▸ **Data supplied**
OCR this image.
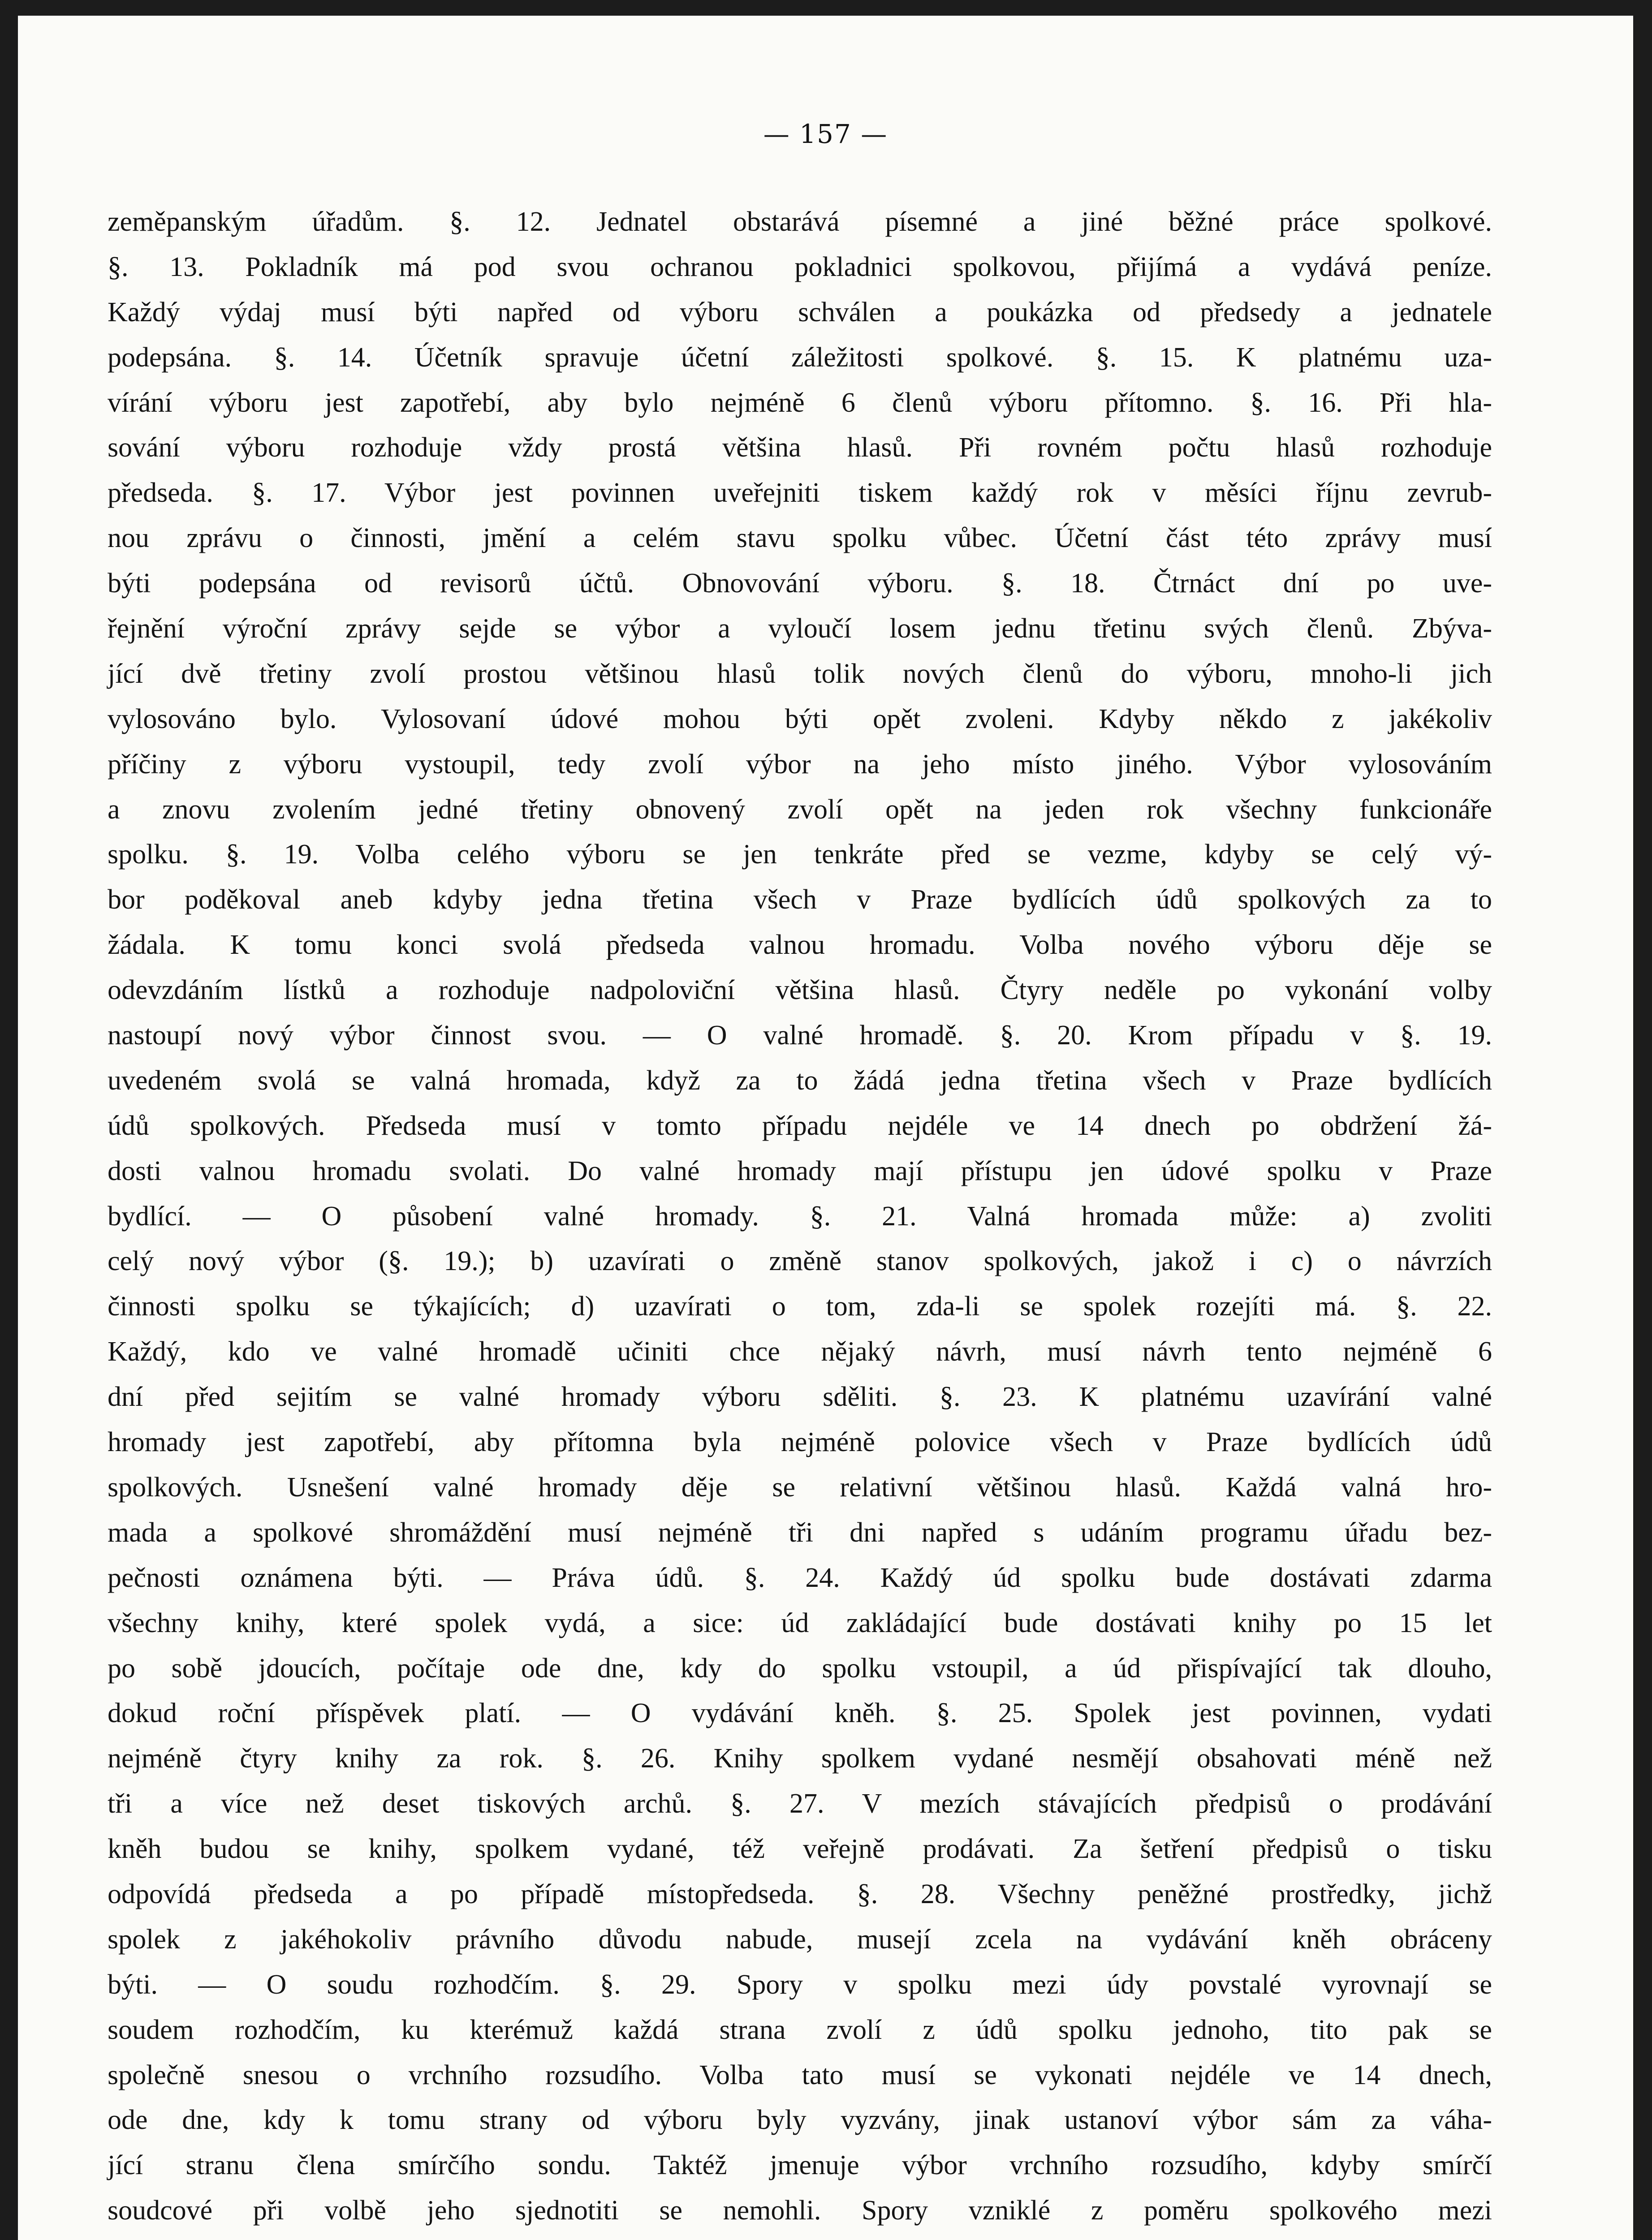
— 157 —
zeměpanským úřadům. §. 12. Jednatel obstarává písemné a jiné běžné práce spolkové.
§. 13. Pokladník má pod svou ochranou pokladnici spolkovou, přijímá a vydává peníze.
Každý výdaj musí býti napřed od výboru schválen a poukázka od předsedy a jednatele
podepsána. §. 14. Účetník spravuje účetní záležitosti spolkové. §. 15. K platnému uza-
vírání výboru jest zapotřebí, aby bylo nejméně 6 členů výboru přítomno. §. 16. Při hla-
sování výboru rozhoduje vždy prostá většina hlasů. Při rovném počtu hlasů rozhoduje
předseda. §. 17. Výbor jest povinnen uveřejniti tiskem každý rok v měsíci říjnu zevrub-
nou zprávu o činnosti, jmění a celém stavu spolku vůbec. Účetní část této zprávy musí
býti podepsána od revisorů účtů. Obnovování výboru. §. 18. Čtrnáct dní po uve-
řejnění výroční zprávy sejde se výbor a vyloučí losem jednu třetinu svých členů. Zbýva-
jící dvě třetiny zvolí prostou většinou hlasů tolik nových členů do výboru, mnoho-li jich
vylosováno bylo. Vylosovaní údové mohou býti opět zvoleni. Kdyby někdo z jakékoliv
příčiny z výboru vystoupil, tedy zvolí výbor na jeho místo jiného. Výbor vylosováním
a znovu zvolením jedné třetiny obnovený zvolí opět na jeden rok všechny funkcionáře
spolku. §. 19. Volba celého výboru se jen tenkráte před se vezme, kdyby se celý vý-
bor poděkoval aneb kdyby jedna třetina všech v Praze bydlících údů spolkových za to
žádala. K tomu konci svolá předseda valnou hromadu. Volba nového výboru děje se
odevzdáním lístků a rozhoduje nadpoloviční většina hlasů. Čtyry neděle po vykonání volby
nastoupí nový výbor činnost svou. — O valné hromadě. §. 20. Krom případu v §. 19.
uvedeném svolá se valná hromada, když za to žádá jedna třetina všech v Praze bydlících
údů spolkových. Předseda musí v tomto případu nejdéle ve 14 dnech po obdržení žá-
dosti valnou hromadu svolati. Do valné hromady mají přístupu jen údové spolku v Praze
bydlící. — O působení valné hromady. §. 21. Valná hromada může: a) zvoliti
celý nový výbor (§. 19.); b) uzavírati o změně stanov spolkových, jakož i c) o návrzích
činnosti spolku se týkajících; d) uzavírati o tom, zda-li se spolek rozejíti má. §. 22.
Každý, kdo ve valné hromadě učiniti chce nějaký návrh, musí návrh tento nejméně 6
dní před sejitím se valné hromady výboru sděliti. §. 23. K platnému uzavírání valné
hromady jest zapotřebí, aby přítomna byla nejméně polovice všech v Praze bydlících údů
spolkových. Usnešení valné hromady děje se relativní většinou hlasů. Každá valná hro-
mada a spolkové shromáždění musí nejméně tři dni napřed s udáním programu úřadu bez-
pečnosti oznámena býti. — Práva údů. §. 24. Každý úd spolku bude dostávati zdarma
všechny knihy, které spolek vydá, a sice: úd zakládající bude dostávati knihy po 15 let
po sobě jdoucích, počítaje ode dne, kdy do spolku vstoupil, a úd přispívající tak dlouho,
dokud roční příspěvek platí. — O vydávání kněh. §. 25. Spolek jest povinnen, vydati
nejméně čtyry knihy za rok. §. 26. Knihy spolkem vydané nesmějí obsahovati méně než
tři a více než deset tiskových archů. §. 27. V mezích stávajících předpisů o prodávání
kněh budou se knihy, spolkem vydané, též veřejně prodávati. Za šetření předpisů o tisku
odpovídá předseda a po případě místopředseda. §. 28. Všechny peněžné prostředky, jichž
spolek z jakéhokoliv právního důvodu nabude, musejí zcela na vydávání kněh obráceny
býti. — O soudu rozhodčím. §. 29. Spory v spolku mezi údy povstalé vyrovnají se
soudem rozhodčím, ku kterémuž každá strana zvolí z údů spolku jednoho, tito pak se
společně snesou o vrchního rozsudího. Volba tato musí se vykonati nejdéle ve 14 dnech,
ode dne, kdy k tomu strany od výboru byly vyzvány, jinak ustanoví výbor sám za váha-
jící stranu člena smírčího sondu. Taktéž jmenuje výbor vrchního rozsudího, kdyby smírčí
soudcové při volbě jeho sjednotiti se nemohli. Spory vzniklé z poměru spolkového mezi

▸ **Task statement**
The entries above are to be returned exactly, without their pictures.

▸ **The output**
OCR this image.
— 157 —
zeměpanským úřadům. §. 12. Jednatel obstarává písemné a jiné běžné práce spolkové.
§. 13. Pokladník má pod svou ochranou pokladnici spolkovou, přijímá a vydává peníze.
Každý výdaj musí býti napřed od výboru schválen a poukázka od předsedy a jednatele
podepsána. §. 14. Účetník spravuje účetní záležitosti spolkové. §. 15. K platnému uza-
vírání výboru jest zapotřebí, aby bylo nejméně 6 členů výboru přítomno. §. 16. Při hla-
sování výboru rozhoduje vždy prostá většina hlasů. Při rovném počtu hlasů rozhoduje
předseda. §. 17. Výbor jest povinnen uveřejniti tiskem každý rok v měsíci říjnu zevrub-
nou zprávu o činnosti, jmění a celém stavu spolku vůbec. Účetní část této zprávy musí
býti podepsána od revisorů účtů. Obnovování výboru. §. 18. Čtrnáct dní po uve-
řejnění výroční zprávy sejde se výbor a vyloučí losem jednu třetinu svých členů. Zbýva-
jící dvě třetiny zvolí prostou většinou hlasů tolik nových členů do výboru, mnoho-li jich
vylosováno bylo. Vylosovaní údové mohou býti opět zvoleni. Kdyby někdo z jakékoliv
příčiny z výboru vystoupil, tedy zvolí výbor na jeho místo jiného. Výbor vylosováním
a znovu zvolením jedné třetiny obnovený zvolí opět na jeden rok všechny funkcionáře
spolku. §. 19. Volba celého výboru se jen tenkráte před se vezme, kdyby se celý vý-
bor poděkoval aneb kdyby jedna třetina všech v Praze bydlících údů spolkových za to
žádala. K tomu konci svolá předseda valnou hromadu. Volba nového výboru děje se
odevzdáním lístků a rozhoduje nadpoloviční většina hlasů. Čtyry neděle po vykonání volby
nastoupí nový výbor činnost svou. — O valné hromadě. §. 20. Krom případu v §. 19.
uvedeném svolá se valná hromada, když za to žádá jedna třetina všech v Praze bydlících
údů spolkových. Předseda musí v tomto případu nejdéle ve 14 dnech po obdržení žá-
dosti valnou hromadu svolati. Do valné hromady mají přístupu jen údové spolku v Praze
bydlící. — O působení valné hromady. §. 21. Valná hromada může: a) zvoliti
celý nový výbor (§. 19.); b) uzavírati o změně stanov spolkových, jakož i c) o návrzích
činnosti spolku se týkajících; d) uzavírati o tom, zda-li se spolek rozejíti má. §. 22.
Každý, kdo ve valné hromadě učiniti chce nějaký návrh, musí návrh tento nejméně 6
dní před sejitím se valné hromady výboru sděliti. §. 23. K platnému uzavírání valné
hromady jest zapotřebí, aby přítomna byla nejméně polovice všech v Praze bydlících údů
spolkových. Usnešení valné hromady děje se relativní většinou hlasů. Každá valná hro-
mada a spolkové shromáždění musí nejméně tři dni napřed s udáním programu úřadu bez-
pečnosti oznámena býti. — Práva údů. §. 24. Každý úd spolku bude dostávati zdarma
všechny knihy, které spolek vydá, a sice: úd zakládající bude dostávati knihy po 15 let
po sobě jdoucích, počítaje ode dne, kdy do spolku vstoupil, a úd přispívající tak dlouho,
dokud roční příspěvek platí. — O vydávání kněh. §. 25. Spolek jest povinnen, vydati
nejméně čtyry knihy za rok. §. 26. Knihy spolkem vydané nesmějí obsahovati méně než
tři a více než deset tiskových archů. §. 27. V mezích stávajících předpisů o prodávání
kněh budou se knihy, spolkem vydané, též veřejně prodávati. Za šetření předpisů o tisku
odpovídá předseda a po případě místopředseda. §. 28. Všechny peněžné prostředky, jichž
spolek z jakéhokoliv právního důvodu nabude, musejí zcela na vydávání kněh obráceny
býti. — O soudu rozhodčím. §. 29. Spory v spolku mezi údy povstalé vyrovnají se
soudem rozhodčím, ku kterémuž každá strana zvolí z údů spolku jednoho, tito pak se
společně snesou o vrchního rozsudího. Volba tato musí se vykonati nejdéle ve 14 dnech,
ode dne, kdy k tomu strany od výboru byly vyzvány, jinak ustanoví výbor sám za váha-
jící stranu člena smírčího sondu. Taktéž jmenuje výbor vrchního rozsudího, kdyby smírčí
soudcové při volbě jeho sjednotiti se nemohli. Spory vzniklé z poměru spolkového mezi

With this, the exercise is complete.